Transcribe each entry below exactly. Pictures do not go in the copy.

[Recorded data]
──────

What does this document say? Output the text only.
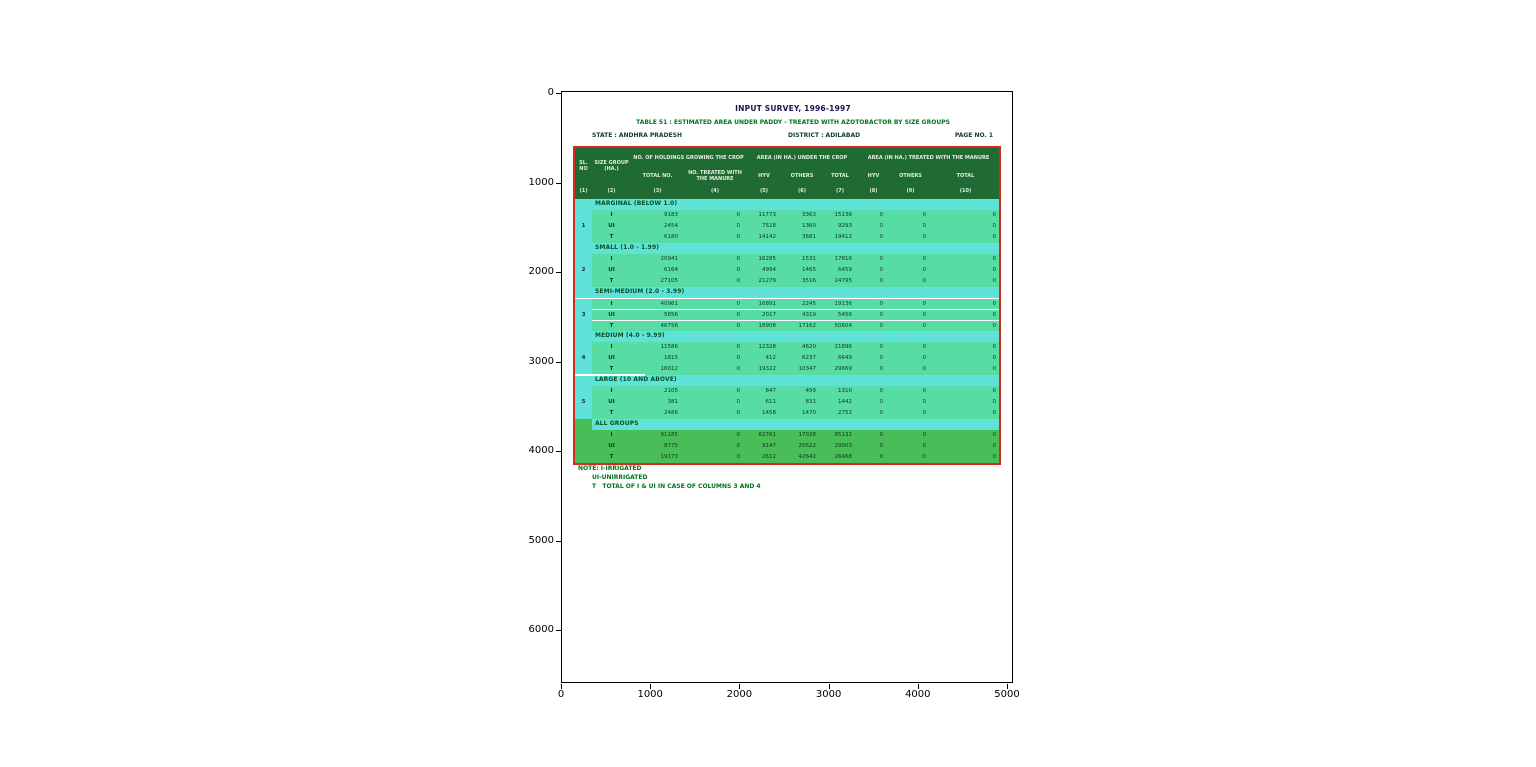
0
1000
2000
3000
4000
5000
6000
0	1000	2000	3000	4000	5000
INPUT SURVEY, 1996-1997
TABLE 51 : ESTIMATED AREA UNDER PADDY - TREATED WITH AZOTOBACTOR BY SIZE GROUPS
STATE : ANDHRA PRADESH	DISTRICT : ADILABAD	PAGE NO. 1
SL. NO
SIZE GROUP (HA.)
NO. OF HOLDINGS GROWING THE CROP	AREA (IN HA.) UNDER THE CROP	AREA (IN HA.) TREATED WITH THE MANURE
TOTAL NO.
NO. TREATED WITH THE MANURE
HYV	OTHERS	TOTAL	HYV	OTHERS	TOTAL
(1)	(2)	(3)	(4)	(5)	(6)	(7)	(8)	(9)	(10)
MARGINAL (BELOW 1.0)
I	9183	0	11773	3363	15136	0	0	0
1	UI	2454	0	7528	1360	9293	0	0	0
T	6180	0	14142	3681	19412	0	0	0
SMALL (1.0 - 1.99)
I	20941	0	16285	1531	17816	0	0	0
2	UI	6164	0	4994	1465	6459	0	0	0
T	27105	0	21279	3516	24795	0	0	0
SEMI-MEDIUM (2.0 - 3.99)
I	40961	0	16891	2245	19136	0	0	0
3	UI	5856	0	2017	4319	5456	0	0	0
T	46756	0	18908	17162	50604	0	0	0
MEDIUM (4.0 - 9.99)
I	11586	0	12328	4620	21896	0	0	0
4	UI	1815	0	412	6237	6649	0	0	0
T	16012	0	19322	10347	29669	0	0	0
LARGE (10 AND ABOVE)
I	2105	0	847	459	1310	0	0	0
5	UI	381	0	611	831	1442	0	0	0
T	2486	0	1458	1470	2752	0	0	0
ALL GROUPS
I	91185	0	62761	17028	85131	0	0	0
UI	8775	0	9147	25622	29003	0	0	0
T	19173	0	2612	42642	26468	0	0	0
NOTE: I-IRRIGATED
UI-UNIRRIGATED
T   TOTAL OF I & UI IN CASE OF COLUMNS 3 AND 4
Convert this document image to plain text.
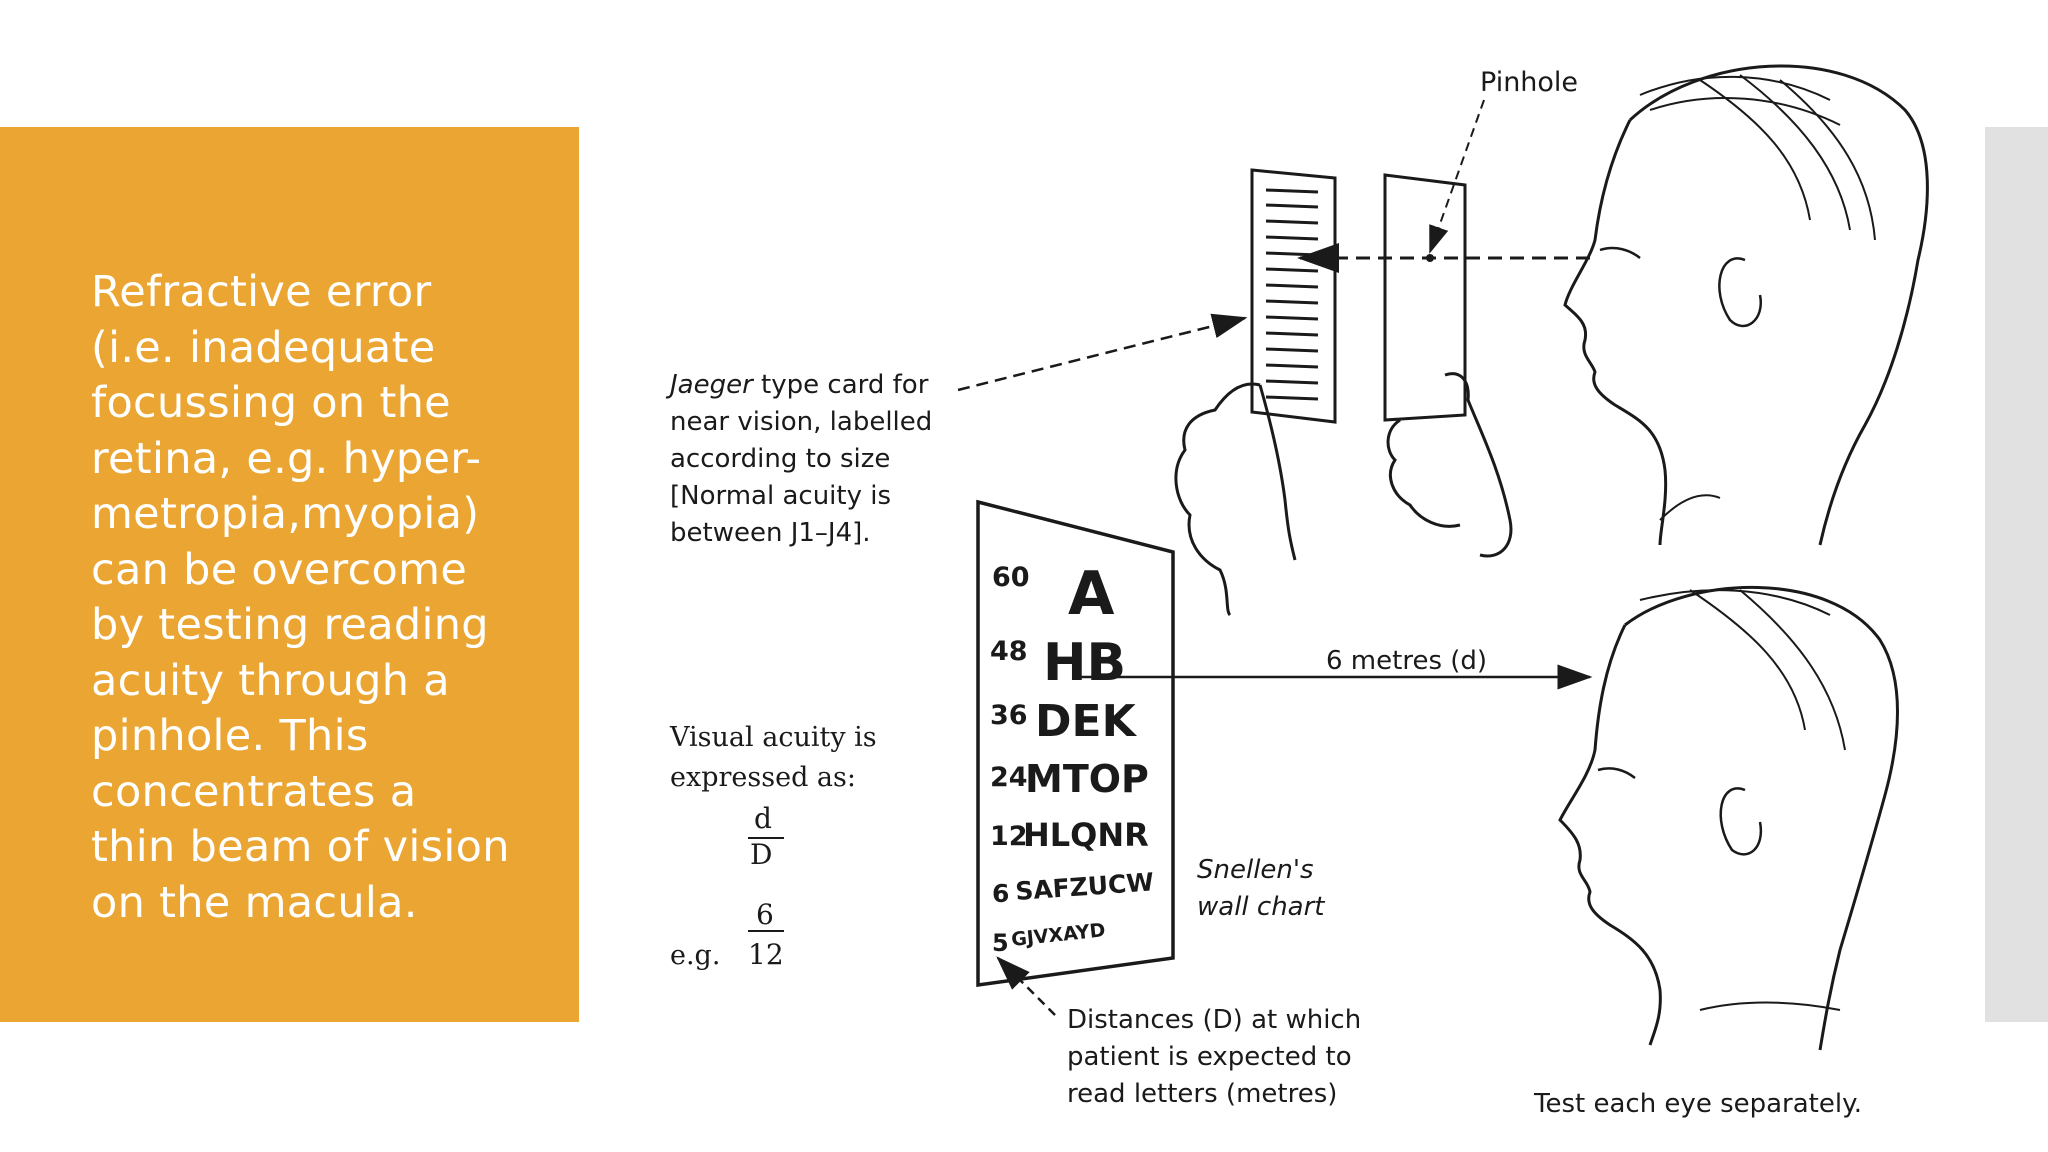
Refractive error
(i.e. inadequate
focussing on the
retina, e.g. hyper-
metropia,myopia)
can be overcome
by testing reading
acuity through a
pinhole. This
concentrates a
thin beam of vision
on the macula.
60 A
48 HB
36 DEK
24
MTOP
12
HLQNR
6 SAFZUCW
5 GJVXAYD
Pinhole
Jaeger type card for
near vision, labelled
according to size
[Normal acuity is
between J1–J4].
Visual acuity is
expressed as:
d
D
e.g.
6
12
6 metres (d)
Snellen's
wall chart
Distances (D) at which
patient is expected to
read letters (metres)	Test each eye separately.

──────

*OUTPUT:*
What does this document say? Output the text only.
0
1000
2000
3000
4000
5000
6000
0	1000	2000	3000	4000	5000
INPUT SURVEY, 1996-1997
TABLE 51 : ESTIMATED AREA UNDER PADDY - TREATED WITH AZOTOBACTOR BY SIZE GROUPS
STATE : ANDHRA PRADESH	DISTRICT : ADILABAD	PAGE NO. 1
SL. NO
SIZE GROUP (HA.)
NO. OF HOLDINGS GROWING THE CROP	AREA (IN HA.) UNDER THE CROP	AREA (IN HA.) TREATED WITH THE MANURE
TOTAL NO.
NO. TREATED WITH THE MANURE
HYV	OTHERS	TOTAL	HYV	OTHERS	TOTAL
(1)	(2)	(3)	(4)	(5)	(6)	(7)	(8)	(9)	(10)
MARGINAL (BELOW 1.0)
I	9183	0	11773	3363	15136	0	0	0
1	UI	2454	0	7528	1360	9293	0	0	0
T	6180	0	14142	3681	19412	0	0	0
SMALL (1.0 - 1.99)
I	20941	0	16285	1531	17816	0	0	0
2	UI	6164	0	4994	1465	6459	0	0	0
T	27105	0	21279	3516	24795	0	0	0
SEMI-MEDIUM (2.0 - 3.99)
I	40961	0	16891	2245	19136	0	0	0
3	UI	5856	0	2017	4319	5456	0	0	0
T	46756	0	18908	17162	50604	0	0	0
MEDIUM (4.0 - 9.99)
I	11586	0	12328	4620	21896	0	0	0
4	UI	1815	0	412	6237	6649	0	0	0
T	16012	0	19322	10347	29669	0	0	0
LARGE (10 AND ABOVE)
I	2105	0	847	459	1310	0	0	0
5	UI	381	0	611	831	1442	0	0	0
T	2486	0	1458	1470	2752	0	0	0
ALL GROUPS
I	91185	0	62761	17028	85131	0	0	0
UI	8775	0	9147	25622	29003	0	0	0
T	19173	0	2612	42642	26468	0	0	0
NOTE: I-IRRIGATED
UI-UNIRRIGATED
T   TOTAL OF I & UI IN CASE OF COLUMNS 3 AND 4
Convert this document image to plain text.
Refractive error
(i.e. inadequate
focussing on the
retina, e.g. hyper-
metropia,myopia)
can be overcome
by testing reading
acuity through a
pinhole. This
concentrates a
thin beam of vision
on the macula.
60 A
48 HB
36 DEK
24
MTOP
12
HLQNR
6 SAFZUCW
5 GJVXAYD
Pinhole
Jaeger type card for
near vision, labelled
according to size
[Normal acuity is
between J1–J4].
Visual acuity is
expressed as:
d
D
e.g.
6
12
6 metres (d)
Snellen's
wall chart
Distances (D) at which
patient is expected to
read letters (metres)	Test each eye separately.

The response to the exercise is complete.